Extract the full set of records that follows, word for word.

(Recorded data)
BEGIN

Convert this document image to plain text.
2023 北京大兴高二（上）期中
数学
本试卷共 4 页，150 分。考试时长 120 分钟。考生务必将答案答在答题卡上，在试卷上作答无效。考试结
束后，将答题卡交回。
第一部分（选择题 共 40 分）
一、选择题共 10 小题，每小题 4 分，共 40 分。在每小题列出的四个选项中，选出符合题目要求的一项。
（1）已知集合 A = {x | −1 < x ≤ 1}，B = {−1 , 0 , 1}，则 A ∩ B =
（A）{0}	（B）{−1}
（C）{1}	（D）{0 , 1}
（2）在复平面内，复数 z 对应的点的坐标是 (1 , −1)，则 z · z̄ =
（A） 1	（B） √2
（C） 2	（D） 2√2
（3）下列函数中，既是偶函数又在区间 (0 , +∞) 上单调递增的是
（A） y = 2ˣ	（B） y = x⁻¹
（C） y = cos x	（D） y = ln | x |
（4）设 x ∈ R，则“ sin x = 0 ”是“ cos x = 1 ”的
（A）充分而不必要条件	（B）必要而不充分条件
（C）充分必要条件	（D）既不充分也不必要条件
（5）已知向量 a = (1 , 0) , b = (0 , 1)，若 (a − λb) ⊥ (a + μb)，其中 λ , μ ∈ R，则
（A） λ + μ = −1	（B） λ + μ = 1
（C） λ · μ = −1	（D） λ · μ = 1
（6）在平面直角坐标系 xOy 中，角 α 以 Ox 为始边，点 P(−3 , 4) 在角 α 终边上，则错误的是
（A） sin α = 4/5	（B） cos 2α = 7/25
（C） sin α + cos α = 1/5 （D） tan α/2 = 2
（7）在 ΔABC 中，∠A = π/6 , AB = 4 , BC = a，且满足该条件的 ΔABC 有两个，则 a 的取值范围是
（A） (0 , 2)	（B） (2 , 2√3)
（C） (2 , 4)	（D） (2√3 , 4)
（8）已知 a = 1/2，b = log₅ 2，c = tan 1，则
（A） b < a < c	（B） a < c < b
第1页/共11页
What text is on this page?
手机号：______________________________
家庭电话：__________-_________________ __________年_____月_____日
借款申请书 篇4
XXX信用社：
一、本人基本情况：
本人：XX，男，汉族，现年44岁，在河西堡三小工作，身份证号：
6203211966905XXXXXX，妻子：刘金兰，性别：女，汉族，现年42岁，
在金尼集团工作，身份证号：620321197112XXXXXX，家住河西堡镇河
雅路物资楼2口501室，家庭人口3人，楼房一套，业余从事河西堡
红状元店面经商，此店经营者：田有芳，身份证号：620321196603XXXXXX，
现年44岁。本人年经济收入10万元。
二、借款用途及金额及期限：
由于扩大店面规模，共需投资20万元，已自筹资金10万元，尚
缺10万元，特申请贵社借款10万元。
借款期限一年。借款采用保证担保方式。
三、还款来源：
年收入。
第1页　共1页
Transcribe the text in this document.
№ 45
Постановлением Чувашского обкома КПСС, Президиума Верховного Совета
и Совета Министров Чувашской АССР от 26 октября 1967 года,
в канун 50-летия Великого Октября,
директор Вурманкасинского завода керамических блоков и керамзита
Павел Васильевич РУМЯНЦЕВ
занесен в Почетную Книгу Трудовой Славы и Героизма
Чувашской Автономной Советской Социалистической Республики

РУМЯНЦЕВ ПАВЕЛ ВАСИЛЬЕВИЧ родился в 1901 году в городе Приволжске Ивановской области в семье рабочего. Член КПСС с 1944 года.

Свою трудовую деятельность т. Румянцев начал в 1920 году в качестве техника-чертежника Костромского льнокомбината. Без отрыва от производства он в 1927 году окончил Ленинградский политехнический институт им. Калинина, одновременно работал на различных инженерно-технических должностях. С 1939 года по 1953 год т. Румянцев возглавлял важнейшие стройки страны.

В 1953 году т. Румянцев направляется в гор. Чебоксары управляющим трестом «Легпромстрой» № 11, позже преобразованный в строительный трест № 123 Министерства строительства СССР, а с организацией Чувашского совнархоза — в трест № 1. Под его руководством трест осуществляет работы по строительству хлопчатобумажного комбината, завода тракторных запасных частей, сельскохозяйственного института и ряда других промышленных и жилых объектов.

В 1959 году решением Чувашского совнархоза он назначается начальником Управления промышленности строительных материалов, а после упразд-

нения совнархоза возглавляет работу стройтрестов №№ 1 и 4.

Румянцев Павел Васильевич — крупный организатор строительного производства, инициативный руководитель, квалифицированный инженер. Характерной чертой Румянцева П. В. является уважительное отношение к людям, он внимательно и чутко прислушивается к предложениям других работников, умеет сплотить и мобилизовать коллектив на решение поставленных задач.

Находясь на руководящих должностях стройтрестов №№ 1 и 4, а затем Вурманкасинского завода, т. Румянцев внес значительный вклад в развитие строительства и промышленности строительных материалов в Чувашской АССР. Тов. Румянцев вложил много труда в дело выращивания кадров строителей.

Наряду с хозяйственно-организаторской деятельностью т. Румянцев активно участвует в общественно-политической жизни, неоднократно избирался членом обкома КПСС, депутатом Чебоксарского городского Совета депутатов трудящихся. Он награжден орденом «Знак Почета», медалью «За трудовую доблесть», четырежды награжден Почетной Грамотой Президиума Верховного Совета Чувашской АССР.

END

§ Solution to the problem:
Convert this document image to plain text.
2023 北京大兴高二（上）期中
数学
本试卷共 4 页，150 分。考试时长 120 分钟。考生务必将答案答在答题卡上，在试卷上作答无效。考试结
束后，将答题卡交回。
第一部分（选择题 共 40 分）
一、选择题共 10 小题，每小题 4 分，共 40 分。在每小题列出的四个选项中，选出符合题目要求的一项。
（1）已知集合 A = {x | −1 < x ≤ 1}，B = {−1 , 0 , 1}，则 A ∩ B =
（A）{0}	（B）{−1}
（C）{1}	（D）{0 , 1}
（2）在复平面内，复数 z 对应的点的坐标是 (1 , −1)，则 z · z̄ =
（A） 1	（B） √2
（C） 2	（D） 2√2
（3）下列函数中，既是偶函数又在区间 (0 , +∞) 上单调递增的是
（A） y = 2ˣ	（B） y = x⁻¹
（C） y = cos x	（D） y = ln | x |
（4）设 x ∈ R，则“ sin x = 0 ”是“ cos x = 1 ”的
（A）充分而不必要条件	（B）必要而不充分条件
（C）充分必要条件	（D）既不充分也不必要条件
（5）已知向量 a = (1 , 0) , b = (0 , 1)，若 (a − λb) ⊥ (a + μb)，其中 λ , μ ∈ R，则
（A） λ + μ = −1	（B） λ + μ = 1
（C） λ · μ = −1	（D） λ · μ = 1
（6）在平面直角坐标系 xOy 中，角 α 以 Ox 为始边，点 P(−3 , 4) 在角 α 终边上，则错误的是
（A） sin α = 4/5	（B） cos 2α = 7/25
（C） sin α + cos α = 1/5 （D） tan α/2 = 2
（7）在 ΔABC 中，∠A = π/6 , AB = 4 , BC = a，且满足该条件的 ΔABC 有两个，则 a 的取值范围是
（A） (0 , 2)	（B） (2 , 2√3)
（C） (2 , 4)	（D） (2√3 , 4)
（8）已知 a = 1/2，b = log₅ 2，c = tan 1，则
（A） b < a < c	（B） a < c < b
第1页/共11页
What text is on this page?
手机号：______________________________
家庭电话：__________-_________________ __________年_____月_____日
借款申请书 篇4
XXX信用社：
一、本人基本情况：
本人：XX，男，汉族，现年44岁，在河西堡三小工作，身份证号：
6203211966905XXXXXX，妻子：刘金兰，性别：女，汉族，现年42岁，
在金尼集团工作，身份证号：620321197112XXXXXX，家住河西堡镇河
雅路物资楼2口501室，家庭人口3人，楼房一套，业余从事河西堡
红状元店面经商，此店经营者：田有芳，身份证号：620321196603XXXXXX，
现年44岁。本人年经济收入10万元。
二、借款用途及金额及期限：
由于扩大店面规模，共需投资20万元，已自筹资金10万元，尚
缺10万元，特申请贵社借款10万元。
借款期限一年。借款采用保证担保方式。
三、还款来源：
年收入。
第1页　共1页
Transcribe the text in this document.
№ 45
Постановлением Чувашского обкома КПСС, Президиума Верховного Совета
и Совета Министров Чувашской АССР от 26 октября 1967 года,
в канун 50-летия Великого Октября,
директор Вурманкасинского завода керамических блоков и керамзита
Павел Васильевич РУМЯНЦЕВ
занесен в Почетную Книгу Трудовой Славы и Героизма
Чувашской Автономной Советской Социалистической Республики

РУМЯНЦЕВ ПАВЕЛ ВАСИЛЬЕВИЧ родился в 1901 году в городе Приволжске Ивановской области в семье рабочего. Член КПСС с 1944 года.

Свою трудовую деятельность т. Румянцев начал в 1920 году в качестве техника-чертежника Костромского льнокомбината. Без отрыва от производства он в 1927 году окончил Ленинградский политехнический институт им. Калинина, одновременно работал на различных инженерно-технических должностях. С 1939 года по 1953 год т. Румянцев возглавлял важнейшие стройки страны.

В 1953 году т. Румянцев направляется в гор. Чебоксары управляющим трестом «Легпромстрой» № 11, позже преобразованный в строительный трест № 123 Министерства строительства СССР, а с организацией Чувашского совнархоза — в трест № 1. Под его руководством трест осуществляет работы по строительству хлопчатобумажного комбината, завода тракторных запасных частей, сельскохозяйственного института и ряда других промышленных и жилых объектов.

В 1959 году решением Чувашского совнархоза он назначается начальником Управления промышленности строительных материалов, а после упразд-

нения совнархоза возглавляет работу стройтрестов №№ 1 и 4.

Румянцев Павел Васильевич — крупный организатор строительного производства, инициативный руководитель, квалифицированный инженер. Характерной чертой Румянцева П. В. является уважительное отношение к людям, он внимательно и чутко прислушивается к предложениям других работников, умеет сплотить и мобилизовать коллектив на решение поставленных задач.

Находясь на руководящих должностях стройтрестов №№ 1 и 4, а затем Вурманкасинского завода, т. Румянцев внес значительный вклад в развитие строительства и промышленности строительных материалов в Чувашской АССР. Тов. Румянцев вложил много труда в дело выращивания кадров строителей.

Наряду с хозяйственно-организаторской деятельностью т. Румянцев активно участвует в общественно-политической жизни, неоднократно избирался членом обкома КПСС, депутатом Чебоксарского городского Совета депутатов трудящихся. Он награжден орденом «Знак Почета», медалью «За трудовую доблесть», четырежды награжден Почетной Грамотой Президиума Верховного Совета Чувашской АССР.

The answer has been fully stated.